Supplied data:

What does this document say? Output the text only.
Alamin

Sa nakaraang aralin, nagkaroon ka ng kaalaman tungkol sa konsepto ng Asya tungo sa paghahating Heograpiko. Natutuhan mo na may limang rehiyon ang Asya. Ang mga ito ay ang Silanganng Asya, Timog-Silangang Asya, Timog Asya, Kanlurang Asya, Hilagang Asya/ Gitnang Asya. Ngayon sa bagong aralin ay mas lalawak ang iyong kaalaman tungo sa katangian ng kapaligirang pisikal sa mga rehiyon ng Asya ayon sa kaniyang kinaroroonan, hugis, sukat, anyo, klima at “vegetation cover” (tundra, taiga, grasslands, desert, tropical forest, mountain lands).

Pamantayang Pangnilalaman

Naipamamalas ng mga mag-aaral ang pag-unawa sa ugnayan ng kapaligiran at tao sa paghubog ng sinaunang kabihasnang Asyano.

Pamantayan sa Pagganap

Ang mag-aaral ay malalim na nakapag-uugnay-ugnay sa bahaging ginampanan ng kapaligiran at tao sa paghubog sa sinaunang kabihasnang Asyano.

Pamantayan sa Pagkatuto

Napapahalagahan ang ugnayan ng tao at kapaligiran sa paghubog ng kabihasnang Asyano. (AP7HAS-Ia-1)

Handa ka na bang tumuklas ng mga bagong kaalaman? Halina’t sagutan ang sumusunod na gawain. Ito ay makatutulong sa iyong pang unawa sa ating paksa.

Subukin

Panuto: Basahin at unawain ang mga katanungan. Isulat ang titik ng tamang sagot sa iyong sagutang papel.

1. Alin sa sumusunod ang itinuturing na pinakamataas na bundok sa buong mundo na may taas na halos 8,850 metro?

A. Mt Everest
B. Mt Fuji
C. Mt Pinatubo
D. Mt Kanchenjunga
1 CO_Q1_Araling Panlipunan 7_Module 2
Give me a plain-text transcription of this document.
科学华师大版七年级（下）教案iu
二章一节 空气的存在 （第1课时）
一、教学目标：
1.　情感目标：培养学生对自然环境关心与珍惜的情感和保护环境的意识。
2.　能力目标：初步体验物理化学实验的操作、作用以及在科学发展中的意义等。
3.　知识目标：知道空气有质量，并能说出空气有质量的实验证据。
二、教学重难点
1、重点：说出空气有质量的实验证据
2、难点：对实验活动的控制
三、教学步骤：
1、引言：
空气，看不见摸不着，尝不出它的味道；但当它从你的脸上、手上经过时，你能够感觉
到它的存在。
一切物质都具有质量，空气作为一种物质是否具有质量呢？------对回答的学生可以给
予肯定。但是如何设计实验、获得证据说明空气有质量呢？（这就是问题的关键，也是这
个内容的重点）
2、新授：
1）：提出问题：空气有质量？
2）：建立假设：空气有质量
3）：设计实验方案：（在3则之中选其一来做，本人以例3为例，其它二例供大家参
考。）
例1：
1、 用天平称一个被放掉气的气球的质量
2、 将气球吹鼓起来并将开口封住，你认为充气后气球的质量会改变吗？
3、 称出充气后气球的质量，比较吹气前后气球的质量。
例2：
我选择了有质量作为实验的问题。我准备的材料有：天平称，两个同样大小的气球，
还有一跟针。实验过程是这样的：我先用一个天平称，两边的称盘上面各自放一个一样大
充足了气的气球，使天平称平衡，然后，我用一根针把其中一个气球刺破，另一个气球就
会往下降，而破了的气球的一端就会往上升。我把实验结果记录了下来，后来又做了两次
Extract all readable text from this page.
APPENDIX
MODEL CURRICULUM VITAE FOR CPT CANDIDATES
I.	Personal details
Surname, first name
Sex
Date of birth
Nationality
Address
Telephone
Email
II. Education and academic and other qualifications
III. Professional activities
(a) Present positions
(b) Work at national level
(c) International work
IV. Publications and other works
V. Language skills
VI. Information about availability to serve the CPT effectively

What this task involves: Write out all records exactly, keeping every detail.

Response to the exercise:
What does this document say? Output the text only.
Alamin

Sa nakaraang aralin, nagkaroon ka ng kaalaman tungkol sa konsepto ng Asya tungo sa paghahating Heograpiko. Natutuhan mo na may limang rehiyon ang Asya. Ang mga ito ay ang Silanganng Asya, Timog-Silangang Asya, Timog Asya, Kanlurang Asya, Hilagang Asya/ Gitnang Asya. Ngayon sa bagong aralin ay mas lalawak ang iyong kaalaman tungo sa katangian ng kapaligirang pisikal sa mga rehiyon ng Asya ayon sa kaniyang kinaroroonan, hugis, sukat, anyo, klima at “vegetation cover” (tundra, taiga, grasslands, desert, tropical forest, mountain lands).

Pamantayang Pangnilalaman

Naipamamalas ng mga mag-aaral ang pag-unawa sa ugnayan ng kapaligiran at tao sa paghubog ng sinaunang kabihasnang Asyano.

Pamantayan sa Pagganap

Ang mag-aaral ay malalim na nakapag-uugnay-ugnay sa bahaging ginampanan ng kapaligiran at tao sa paghubog sa sinaunang kabihasnang Asyano.

Pamantayan sa Pagkatuto

Napapahalagahan ang ugnayan ng tao at kapaligiran sa paghubog ng kabihasnang Asyano. (AP7HAS-Ia-1)

Handa ka na bang tumuklas ng mga bagong kaalaman? Halina’t sagutan ang sumusunod na gawain. Ito ay makatutulong sa iyong pang unawa sa ating paksa.

Subukin

Panuto: Basahin at unawain ang mga katanungan. Isulat ang titik ng tamang sagot sa iyong sagutang papel.

1. Alin sa sumusunod ang itinuturing na pinakamataas na bundok sa buong mundo na may taas na halos 8,850 metro?

A. Mt Everest
B. Mt Fuji
C. Mt Pinatubo
D. Mt Kanchenjunga
1 CO_Q1_Araling Panlipunan 7_Module 2
Give me a plain-text transcription of this document.
科学华师大版七年级（下）教案iu
二章一节 空气的存在 （第1课时）
一、教学目标：
1.　情感目标：培养学生对自然环境关心与珍惜的情感和保护环境的意识。
2.　能力目标：初步体验物理化学实验的操作、作用以及在科学发展中的意义等。
3.　知识目标：知道空气有质量，并能说出空气有质量的实验证据。
二、教学重难点
1、重点：说出空气有质量的实验证据
2、难点：对实验活动的控制
三、教学步骤：
1、引言：
空气，看不见摸不着，尝不出它的味道；但当它从你的脸上、手上经过时，你能够感觉
到它的存在。
一切物质都具有质量，空气作为一种物质是否具有质量呢？------对回答的学生可以给
予肯定。但是如何设计实验、获得证据说明空气有质量呢？（这就是问题的关键，也是这
个内容的重点）
2、新授：
1）：提出问题：空气有质量？
2）：建立假设：空气有质量
3）：设计实验方案：（在3则之中选其一来做，本人以例3为例，其它二例供大家参
考。）
例1：
1、 用天平称一个被放掉气的气球的质量
2、 将气球吹鼓起来并将开口封住，你认为充气后气球的质量会改变吗？
3、 称出充气后气球的质量，比较吹气前后气球的质量。
例2：
我选择了有质量作为实验的问题。我准备的材料有：天平称，两个同样大小的气球，
还有一跟针。实验过程是这样的：我先用一个天平称，两边的称盘上面各自放一个一样大
充足了气的气球，使天平称平衡，然后，我用一根针把其中一个气球刺破，另一个气球就
会往下降，而破了的气球的一端就会往上升。我把实验结果记录了下来，后来又做了两次
Extract all readable text from this page.
APPENDIX
MODEL CURRICULUM VITAE FOR CPT CANDIDATES
I.	Personal details
Surname, first name
Sex
Date of birth
Nationality
Address
Telephone
Email
II. Education and academic and other qualifications
III. Professional activities
(a) Present positions
(b) Work at national level
(c) International work
IV. Publications and other works
V. Language skills
VI. Information about availability to serve the CPT effectively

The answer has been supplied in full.